• ASSIGNED TASK 1: From the nursing exam questions below, list every action that the rationale calls culturally appropriate.
• ASSIGNED TASK 2: Translate this sentence from the nursing exam questions below into Spanish: "A thumbs-up (A) is offensive in Iranian culture akin to a vulgar gesture."
• ASSIGNED TASK 3:
Answer these questions using the nursing exam questions below:
(a) From which country did the client recently emigrate?
(b) Which letter is given as the correct answer to the first question?
(c) When debriefing the unit's staff, what need does the nurse stress?

• TEXT PROVIDED:
== Segment start ==
The client who recently emigrated from Iran is on the mental health unit and has been placed in seclusion. The nurse assesses that the client is now calm and ready to be assimilated back into the mental health milieu. Which action by the nurse demonstrates cultural insensitivity?
- A. Gives the client a thumbs-up gesture
- B. Avoids looking at the clock or a watch
- C. Has the NA bring the client a cup of tea
- D. Offers to bring the client the book of Quran
Correct Answer: A
Rationale: A thumbs-up (A) is offensive in Iranian culture akin to a vulgar gesture. Avoiding clocks (B) offering tea (C) and providing the Quran (D) are culturally appropriate.
When debriefing the unit’s staff after the client’s catastrophic reaction the nurse stresses the need for the staff to remain calm during the event. Which statement should be the basis for the nurse’s comment?
- A. The client’s safety is at jeopardy if the staff is feeling threatened.
- B. An agitated staff will not be able to manage the situation as effectively.
- C. The client will sense the staff’s agitation and aggressive behavior will escalate.
- D. An agitated staff response is indicative of a need for additional crisis-control training.
== Segment end ==
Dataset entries
== Segment start ==
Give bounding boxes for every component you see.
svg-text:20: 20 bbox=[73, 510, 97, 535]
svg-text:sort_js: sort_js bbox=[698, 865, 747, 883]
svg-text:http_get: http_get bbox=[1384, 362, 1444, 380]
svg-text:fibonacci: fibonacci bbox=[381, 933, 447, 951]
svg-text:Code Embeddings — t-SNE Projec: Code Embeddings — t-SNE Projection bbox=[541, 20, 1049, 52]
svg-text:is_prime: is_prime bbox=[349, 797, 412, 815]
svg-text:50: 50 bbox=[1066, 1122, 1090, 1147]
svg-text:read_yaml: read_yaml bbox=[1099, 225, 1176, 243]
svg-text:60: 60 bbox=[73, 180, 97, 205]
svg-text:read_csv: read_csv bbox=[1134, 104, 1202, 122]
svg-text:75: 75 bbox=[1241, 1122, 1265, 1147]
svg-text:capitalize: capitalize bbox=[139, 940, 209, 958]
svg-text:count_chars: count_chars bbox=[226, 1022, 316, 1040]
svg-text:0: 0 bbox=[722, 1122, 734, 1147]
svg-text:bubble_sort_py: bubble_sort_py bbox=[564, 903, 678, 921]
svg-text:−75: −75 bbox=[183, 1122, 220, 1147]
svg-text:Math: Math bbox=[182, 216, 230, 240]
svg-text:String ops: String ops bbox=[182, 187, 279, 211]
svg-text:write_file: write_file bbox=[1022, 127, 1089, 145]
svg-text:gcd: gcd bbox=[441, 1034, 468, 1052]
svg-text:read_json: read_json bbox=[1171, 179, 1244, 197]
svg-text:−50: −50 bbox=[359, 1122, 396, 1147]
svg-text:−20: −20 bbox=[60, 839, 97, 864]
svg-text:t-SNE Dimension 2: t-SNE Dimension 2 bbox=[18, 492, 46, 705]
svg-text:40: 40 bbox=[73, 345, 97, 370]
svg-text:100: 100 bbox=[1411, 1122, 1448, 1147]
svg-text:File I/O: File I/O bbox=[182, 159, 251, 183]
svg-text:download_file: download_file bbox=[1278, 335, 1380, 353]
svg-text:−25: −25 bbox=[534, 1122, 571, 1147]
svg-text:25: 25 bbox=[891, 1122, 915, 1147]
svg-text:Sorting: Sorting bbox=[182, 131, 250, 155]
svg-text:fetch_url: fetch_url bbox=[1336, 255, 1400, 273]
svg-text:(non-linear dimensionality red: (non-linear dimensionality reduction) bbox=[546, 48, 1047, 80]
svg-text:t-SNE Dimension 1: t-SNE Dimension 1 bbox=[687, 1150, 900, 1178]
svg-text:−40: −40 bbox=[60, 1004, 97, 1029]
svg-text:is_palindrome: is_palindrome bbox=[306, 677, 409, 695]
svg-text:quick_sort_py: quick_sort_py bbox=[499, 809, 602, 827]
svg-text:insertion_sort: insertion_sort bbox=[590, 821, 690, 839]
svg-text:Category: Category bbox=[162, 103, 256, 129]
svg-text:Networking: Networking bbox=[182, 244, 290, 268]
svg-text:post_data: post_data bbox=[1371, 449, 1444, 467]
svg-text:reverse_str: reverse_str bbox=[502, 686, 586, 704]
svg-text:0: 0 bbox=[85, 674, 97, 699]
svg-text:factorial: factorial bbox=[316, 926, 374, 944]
== Segment end ==
• EXERCISE SOLUTION 1:
- Avoiding clocks
- Offering tea
- Providing the Quran

• EXERCISE SOLUTION 2: Un gesto de pulgar hacia arriba (A) es ofensivo en la cultura iraní, similar a un gesto vulgar.

• EXERCISE SOLUTION 3:
(a) Iran
(b) A
(c) The need for the staff to remain calm during the event